● **Records contained in a dataset**
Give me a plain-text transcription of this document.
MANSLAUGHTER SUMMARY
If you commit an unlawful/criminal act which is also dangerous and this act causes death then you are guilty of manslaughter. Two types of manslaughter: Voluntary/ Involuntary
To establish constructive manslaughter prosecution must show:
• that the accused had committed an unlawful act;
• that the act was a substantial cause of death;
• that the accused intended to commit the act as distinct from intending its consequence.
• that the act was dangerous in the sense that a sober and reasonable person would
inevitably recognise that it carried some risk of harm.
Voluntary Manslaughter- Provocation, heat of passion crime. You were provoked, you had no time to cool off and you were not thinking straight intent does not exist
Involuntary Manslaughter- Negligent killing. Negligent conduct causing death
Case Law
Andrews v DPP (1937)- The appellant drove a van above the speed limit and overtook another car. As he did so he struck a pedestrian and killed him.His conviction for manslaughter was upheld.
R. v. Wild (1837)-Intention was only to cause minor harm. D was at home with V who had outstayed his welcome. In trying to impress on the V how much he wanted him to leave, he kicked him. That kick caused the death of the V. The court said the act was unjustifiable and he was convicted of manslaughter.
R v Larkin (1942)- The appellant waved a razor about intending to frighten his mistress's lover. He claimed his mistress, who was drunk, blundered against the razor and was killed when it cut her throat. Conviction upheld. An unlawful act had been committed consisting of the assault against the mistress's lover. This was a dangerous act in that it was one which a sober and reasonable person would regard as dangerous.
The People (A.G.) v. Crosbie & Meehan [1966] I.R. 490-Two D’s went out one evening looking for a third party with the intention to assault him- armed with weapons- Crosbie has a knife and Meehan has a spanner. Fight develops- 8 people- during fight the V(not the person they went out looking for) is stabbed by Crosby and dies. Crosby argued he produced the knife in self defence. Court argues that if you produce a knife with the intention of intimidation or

● **THE REQUEST**
Extract the complete listing above, reproducing each line exactly.

● **SOLUTION TO THIS EXERCISE**
Give me a plain-text transcription of this document.
MANSLAUGHTER SUMMARY
If you commit an unlawful/criminal act which is also dangerous and this act causes death then you are guilty of manslaughter. Two types of manslaughter: Voluntary/ Involuntary
To establish constructive manslaughter prosecution must show:
• that the accused had committed an unlawful act;
• that the act was a substantial cause of death;
• that the accused intended to commit the act as distinct from intending its consequence.
• that the act was dangerous in the sense that a sober and reasonable person would
inevitably recognise that it carried some risk of harm.
Voluntary Manslaughter- Provocation, heat of passion crime. You were provoked, you had no time to cool off and you were not thinking straight intent does not exist
Involuntary Manslaughter- Negligent killing. Negligent conduct causing death
Case Law
Andrews v DPP (1937)- The appellant drove a van above the speed limit and overtook another car. As he did so he struck a pedestrian and killed him.His conviction for manslaughter was upheld.
R. v. Wild (1837)-Intention was only to cause minor harm. D was at home with V who had outstayed his welcome. In trying to impress on the V how much he wanted him to leave, he kicked him. That kick caused the death of the V. The court said the act was unjustifiable and he was convicted of manslaughter.
R v Larkin (1942)- The appellant waved a razor about intending to frighten his mistress's lover. He claimed his mistress, who was drunk, blundered against the razor and was killed when it cut her throat. Conviction upheld. An unlawful act had been committed consisting of the assault against the mistress's lover. This was a dangerous act in that it was one which a sober and reasonable person would regard as dangerous.
The People (A.G.) v. Crosbie & Meehan [1966] I.R. 490-Two D’s went out one evening looking for a third party with the intention to assault him- armed with weapons- Crosbie has a knife and Meehan has a spanner. Fight develops- 8 people- during fight the V(not the person they went out looking for) is stabbed by Crosby and dies. Crosby argued he produced the knife in self defence. Court argues that if you produce a knife with the intention of intimidation or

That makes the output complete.